* _Aim of the exercise_: Report how many lines of the records below include the word "over". Give nothing but the number.

* _Information provided_:
####

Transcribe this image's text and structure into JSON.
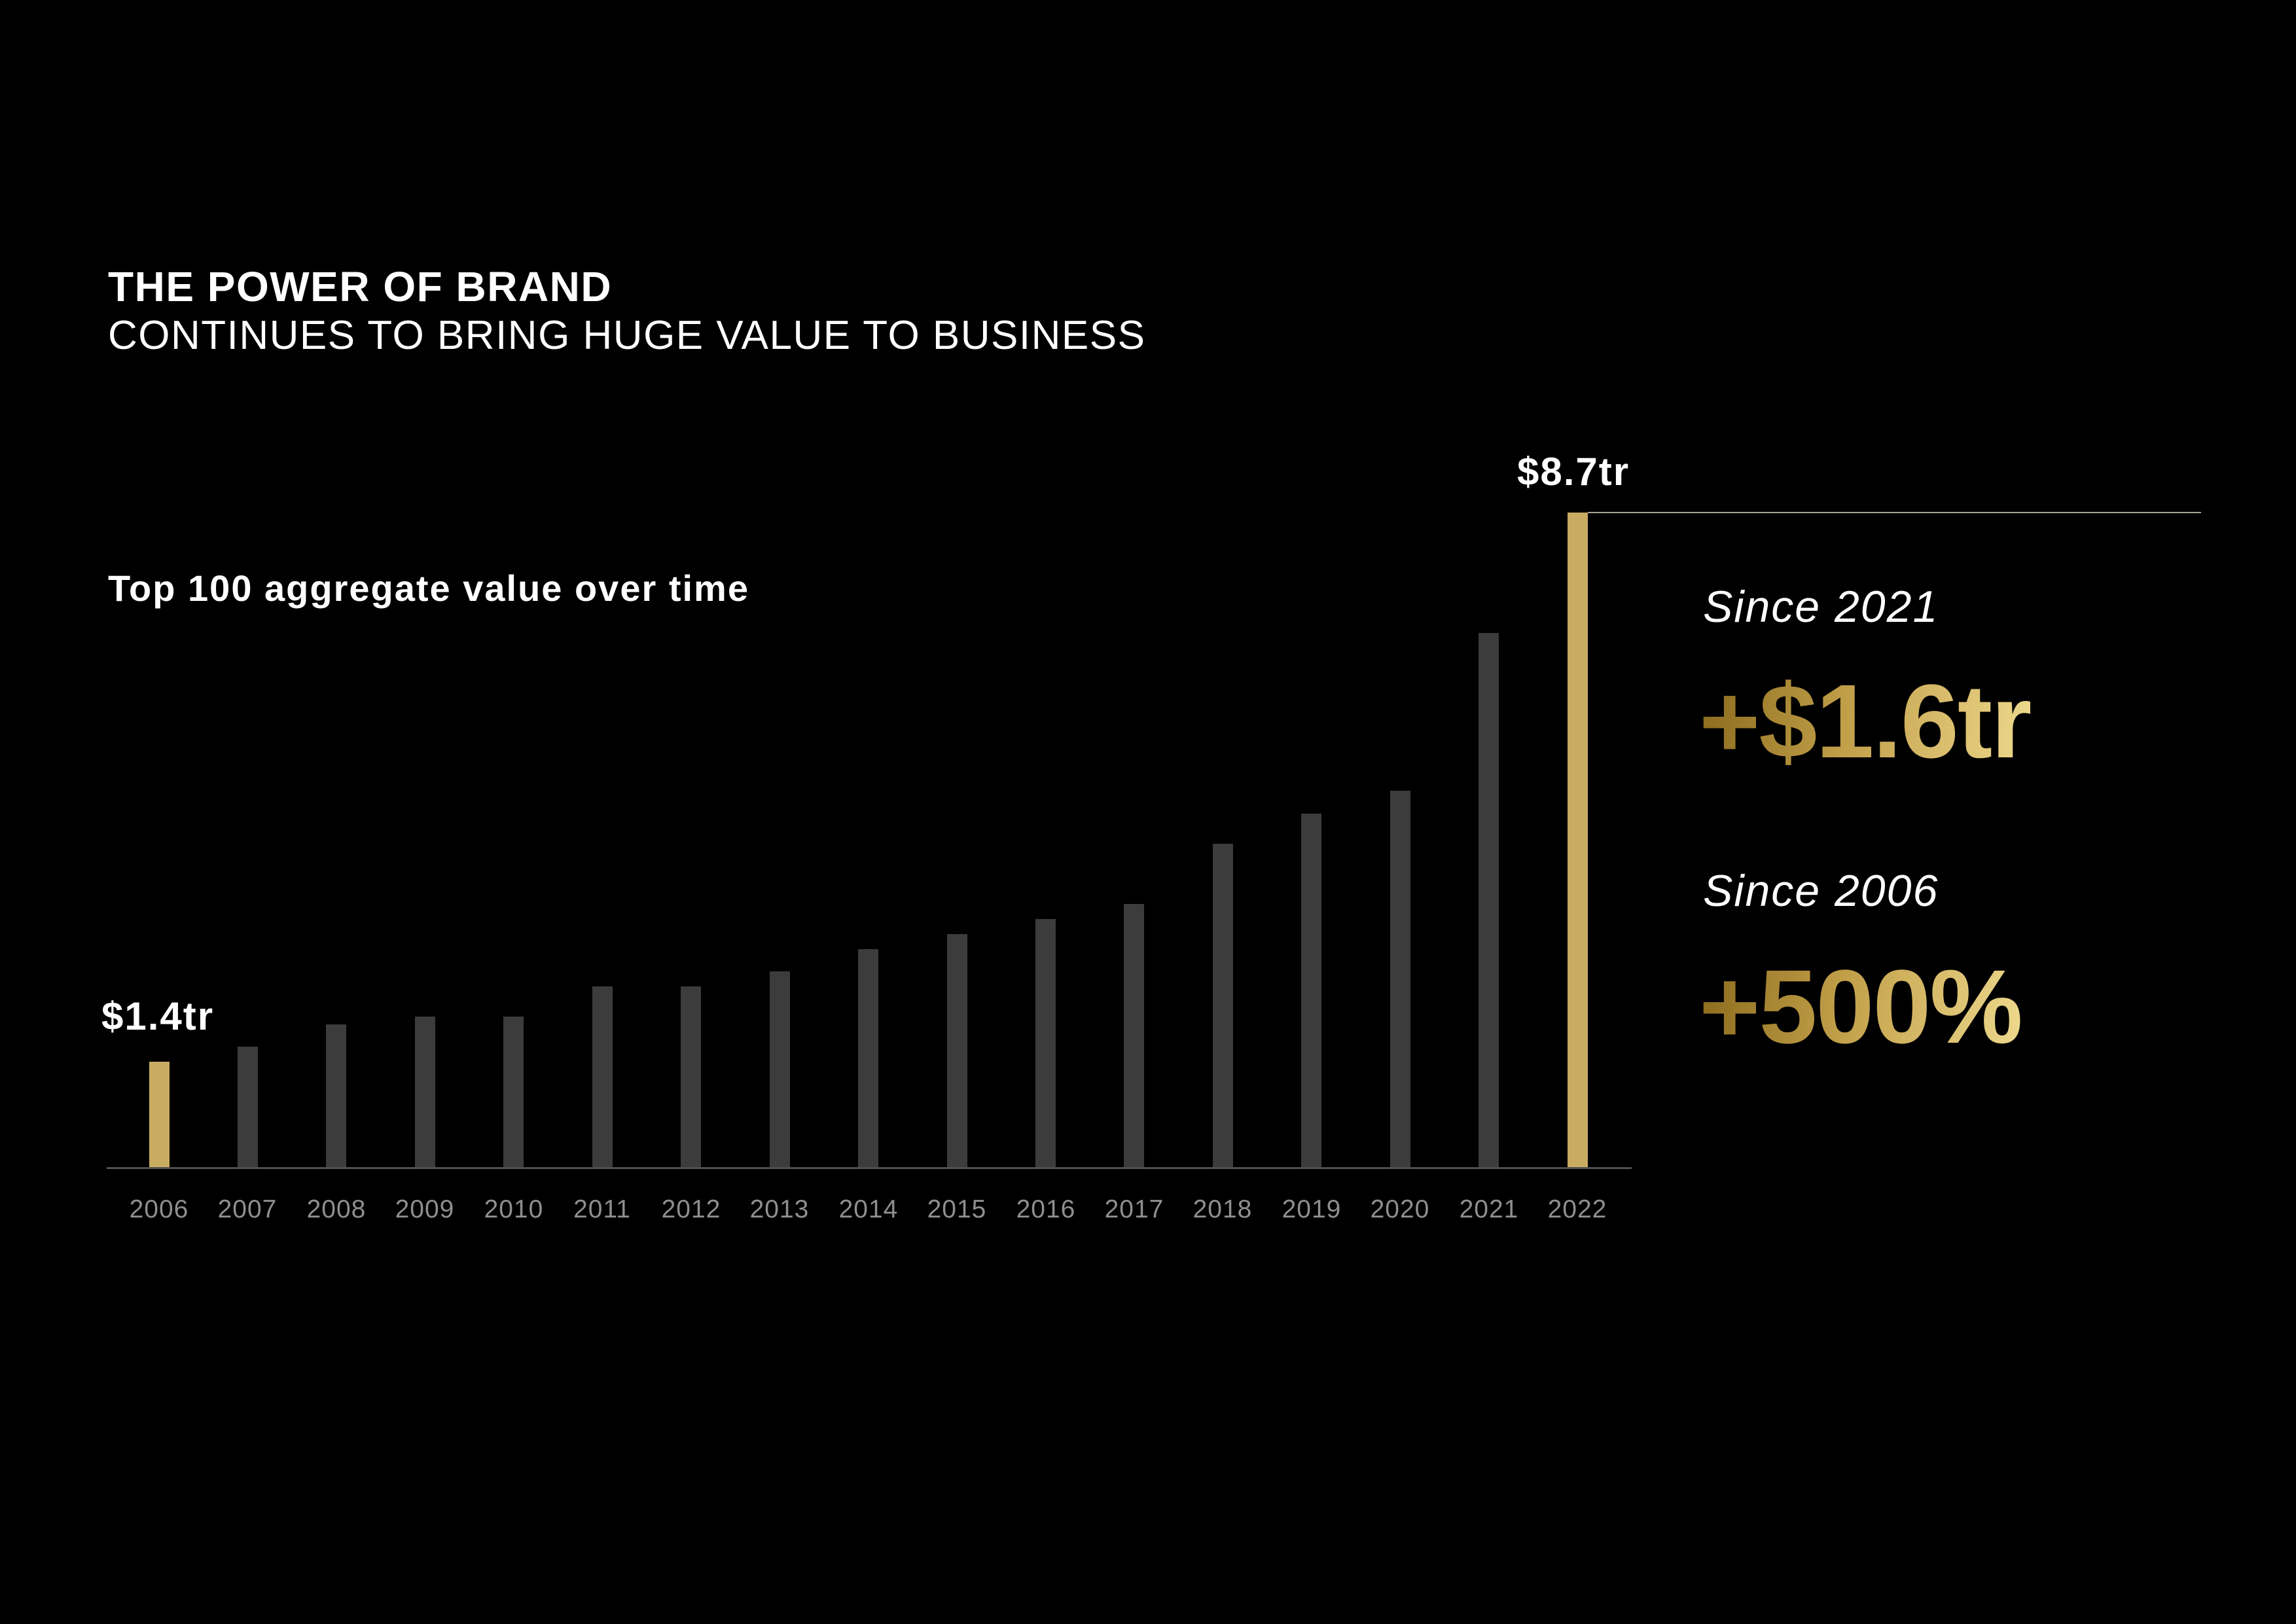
{
  "title": {
    "line1": "THE POWER OF BRAND",
    "line2": "CONTINUES TO BRING HUGE VALUE TO BUSINESS"
  },
  "chart": {
    "label": "Top 100 aggregate value over time",
    "first_bar_label": "$1.4tr",
    "last_bar_label": "$8.7tr"
  },
  "stats": [
    {
      "caption": "Since 2021",
      "value": "+$1.6tr"
    },
    {
      "caption": "Since 2006",
      "value": "+500%"
    }
  ],
  "chart_data": {
    "type": "bar",
    "title": "Top 100 aggregate value over time",
    "categories": [
      "2006",
      "2007",
      "2008",
      "2009",
      "2010",
      "2011",
      "2012",
      "2013",
      "2014",
      "2015",
      "2016",
      "2017",
      "2018",
      "2019",
      "2020",
      "2021",
      "2022"
    ],
    "values": [
      1.4,
      1.6,
      1.9,
      2.0,
      2.0,
      2.4,
      2.4,
      2.6,
      2.9,
      3.1,
      3.3,
      3.5,
      4.3,
      4.7,
      5.0,
      7.1,
      8.7
    ],
    "unit": "trillion USD",
    "ylim": [
      0,
      8.7
    ],
    "grid": false,
    "legend": false,
    "highlight_indices": [
      0,
      16
    ],
    "annotations": [
      {
        "target": "2006",
        "text": "$1.4tr"
      },
      {
        "target": "2022",
        "text": "$8.7tr"
      }
    ]
  },
  "colors": {
    "background": "#000000",
    "text_primary": "#ffffff",
    "bar_default": "#3c3c3c",
    "bar_highlight": "#c9ac62",
    "axis_line": "#505050",
    "tick_label": "#8f8f8f",
    "callout_line": "#aaa399",
    "gold_gradient_start": "#8a6a1c",
    "gold_gradient_mid": "#c2a04a",
    "gold_gradient_end": "#eed98d"
  }
}
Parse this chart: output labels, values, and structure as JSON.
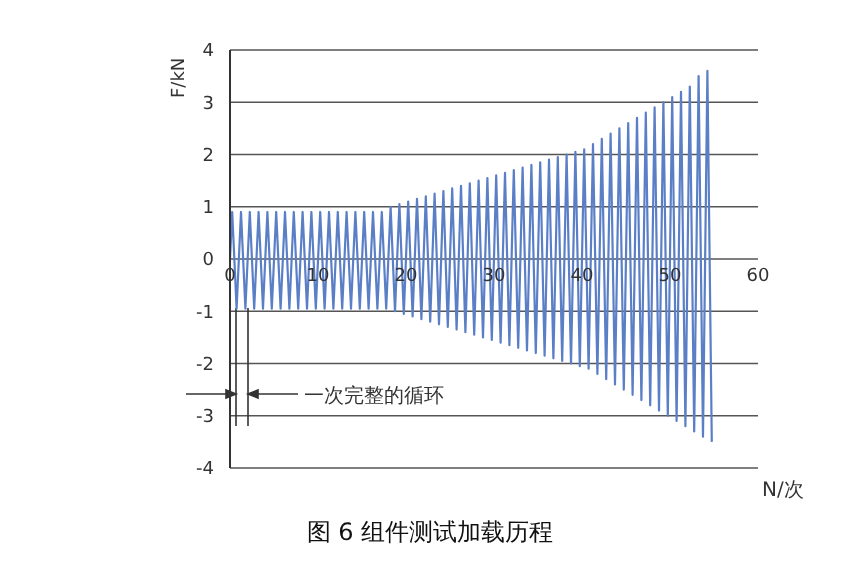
{
  "chart_data": {
    "type": "line",
    "title": "图 6 组件测试加载历程",
    "xlabel": "N/次",
    "ylabel": "F/kN",
    "annotations": [
      "一次完整的循环"
    ],
    "xlim": [
      0,
      60
    ],
    "xticks": [
      0,
      10,
      20,
      30,
      40,
      50,
      60
    ],
    "ylim": [
      -4,
      4
    ],
    "yticks": [
      -4,
      -3,
      -2,
      -1,
      0,
      1,
      2,
      3,
      4
    ],
    "grid": "y",
    "marker": "none",
    "line_style": "solid",
    "series": [
      {
        "color": "#5b7fc7",
        "x": [
          0,
          0.25,
          0.75,
          1.25,
          1.75,
          2.25,
          2.75,
          3.25,
          3.75,
          4.25,
          4.75,
          5.25,
          5.75,
          6.25,
          6.75,
          7.25,
          7.75,
          8.25,
          8.75,
          9.25,
          9.75,
          10.25,
          10.75,
          11.25,
          11.75,
          12.25,
          12.75,
          13.25,
          13.75,
          14.25,
          14.75,
          15.25,
          15.75,
          16.25,
          16.75,
          17.25,
          17.75,
          18.25,
          18.75,
          19.25,
          19.75,
          20.25,
          20.75,
          21.25,
          21.75,
          22.25,
          22.75,
          23.25,
          23.75,
          24.25,
          24.75,
          25.25,
          25.75,
          26.25,
          26.75,
          27.25,
          27.75,
          28.25,
          28.75,
          29.25,
          29.75,
          30.25,
          30.75,
          31.25,
          31.75,
          32.25,
          32.75,
          33.25,
          33.75,
          34.25,
          34.75,
          35.25,
          35.75,
          36.25,
          36.75,
          37.25,
          37.75,
          38.25,
          38.75,
          39.25,
          39.75,
          40.25,
          40.75,
          41.25,
          41.75,
          42.25,
          42.75,
          43.25,
          43.75,
          44.25,
          44.75,
          45.25,
          45.75,
          46.25,
          46.75,
          47.25,
          47.75,
          48.25,
          48.75,
          49.25,
          49.75,
          50.25,
          50.75,
          51.25,
          51.75,
          52.25,
          52.75,
          53.25,
          53.75,
          54.25,
          54.75
        ],
        "values": [
          0,
          0.9,
          -0.95,
          0.9,
          -0.95,
          0.9,
          -0.95,
          0.9,
          -0.95,
          0.9,
          -0.95,
          0.9,
          -0.95,
          0.9,
          -0.95,
          0.9,
          -0.95,
          0.9,
          -0.95,
          0.9,
          -0.95,
          0.9,
          -0.95,
          0.9,
          -0.95,
          0.9,
          -0.95,
          0.9,
          -0.95,
          0.9,
          -0.95,
          0.9,
          -0.95,
          0.9,
          -0.95,
          0.9,
          -0.95,
          1.0,
          -1.0,
          1.05,
          -1.05,
          1.1,
          -1.1,
          1.15,
          -1.15,
          1.2,
          -1.2,
          1.25,
          -1.25,
          1.3,
          -1.3,
          1.35,
          -1.35,
          1.4,
          -1.4,
          1.45,
          -1.45,
          1.5,
          -1.5,
          1.55,
          -1.55,
          1.6,
          -1.6,
          1.65,
          -1.65,
          1.7,
          -1.7,
          1.75,
          -1.75,
          1.8,
          -1.8,
          1.85,
          -1.85,
          1.9,
          -1.9,
          1.95,
          -1.95,
          2.0,
          -2.0,
          2.05,
          -2.05,
          2.1,
          -2.1,
          2.2,
          -2.2,
          2.3,
          -2.3,
          2.4,
          -2.4,
          2.5,
          -2.5,
          2.6,
          -2.6,
          2.7,
          -2.7,
          2.8,
          -2.8,
          2.9,
          -2.9,
          3.0,
          -3.0,
          3.1,
          -3.1,
          3.2,
          -3.2,
          3.3,
          -3.3,
          3.5,
          -3.4,
          3.6,
          -3.5
        ]
      }
    ]
  }
}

####

* _Task result_: 2